DATA FOR THIS TASK >>
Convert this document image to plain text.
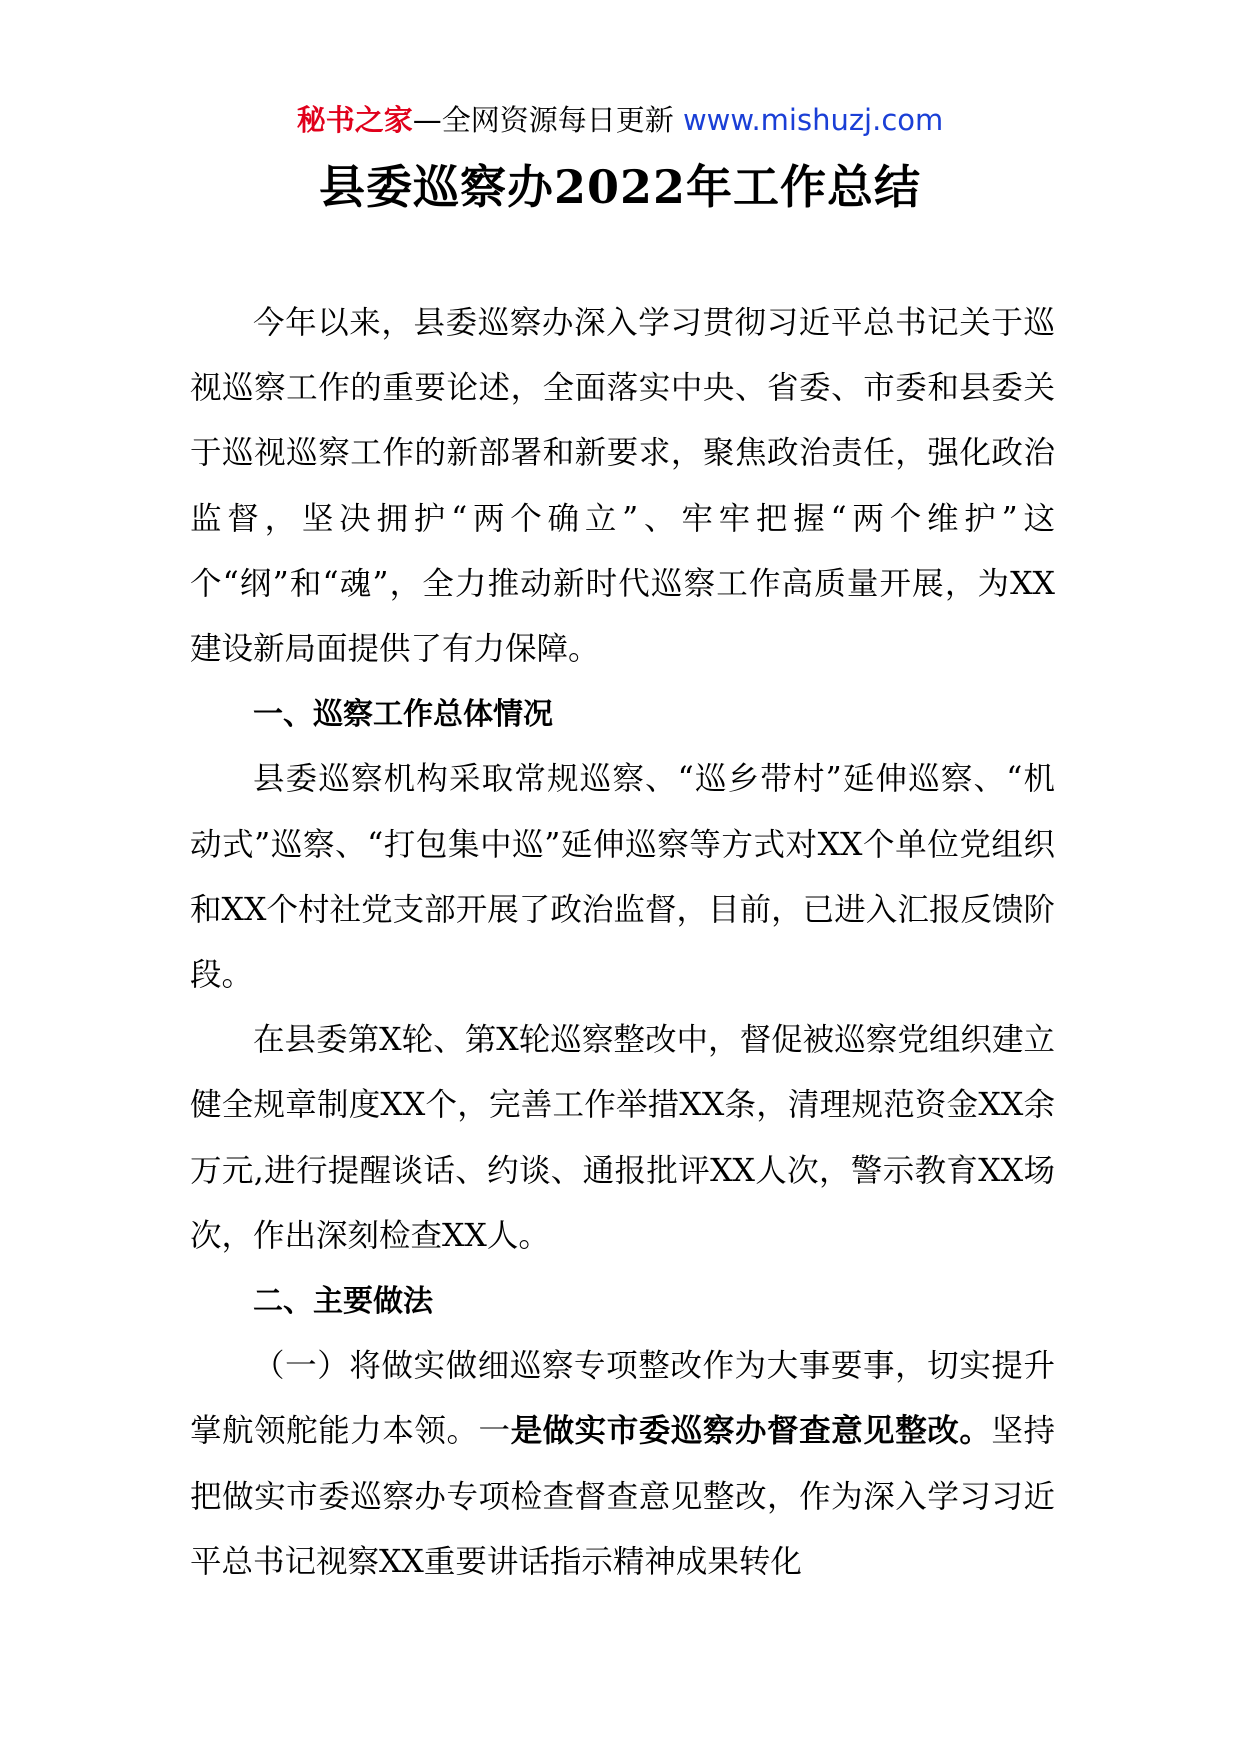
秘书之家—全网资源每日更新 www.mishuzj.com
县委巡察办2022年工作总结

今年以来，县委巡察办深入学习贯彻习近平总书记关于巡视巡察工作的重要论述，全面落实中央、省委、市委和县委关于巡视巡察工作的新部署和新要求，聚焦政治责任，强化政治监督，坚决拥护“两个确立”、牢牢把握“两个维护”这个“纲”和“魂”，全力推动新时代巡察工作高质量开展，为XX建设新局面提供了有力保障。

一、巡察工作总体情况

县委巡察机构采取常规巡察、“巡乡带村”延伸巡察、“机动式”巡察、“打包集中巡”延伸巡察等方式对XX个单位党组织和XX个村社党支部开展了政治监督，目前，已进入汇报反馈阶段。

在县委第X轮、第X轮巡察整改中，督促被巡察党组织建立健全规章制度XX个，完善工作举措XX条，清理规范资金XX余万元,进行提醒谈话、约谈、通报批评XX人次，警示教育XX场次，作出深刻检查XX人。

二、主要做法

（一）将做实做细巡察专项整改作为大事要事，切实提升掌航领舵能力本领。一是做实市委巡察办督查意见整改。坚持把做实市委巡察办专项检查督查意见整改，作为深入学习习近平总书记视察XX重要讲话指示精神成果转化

EXERCISE DESCRIPTION >>
Your task is an exact transcription of all the data, minus the pictures.

RESPONSE FOR THIS EXERCISE >>
Convert this document image to plain text.
秘书之家—全网资源每日更新 www.mishuzj.com
县委巡察办2022年工作总结

今年以来，县委巡察办深入学习贯彻习近平总书记关于巡视巡察工作的重要论述，全面落实中央、省委、市委和县委关于巡视巡察工作的新部署和新要求，聚焦政治责任，强化政治监督，坚决拥护“两个确立”、牢牢把握“两个维护”这个“纲”和“魂”，全力推动新时代巡察工作高质量开展，为XX建设新局面提供了有力保障。

一、巡察工作总体情况

县委巡察机构采取常规巡察、“巡乡带村”延伸巡察、“机动式”巡察、“打包集中巡”延伸巡察等方式对XX个单位党组织和XX个村社党支部开展了政治监督，目前，已进入汇报反馈阶段。

在县委第X轮、第X轮巡察整改中，督促被巡察党组织建立健全规章制度XX个，完善工作举措XX条，清理规范资金XX余万元,进行提醒谈话、约谈、通报批评XX人次，警示教育XX场次，作出深刻检查XX人。

二、主要做法

（一）将做实做细巡察专项整改作为大事要事，切实提升掌航领舵能力本领。一是做实市委巡察办督查意见整改。坚持把做实市委巡察办专项检查督查意见整改，作为深入学习习近平总书记视察XX重要讲话指示精神成果转化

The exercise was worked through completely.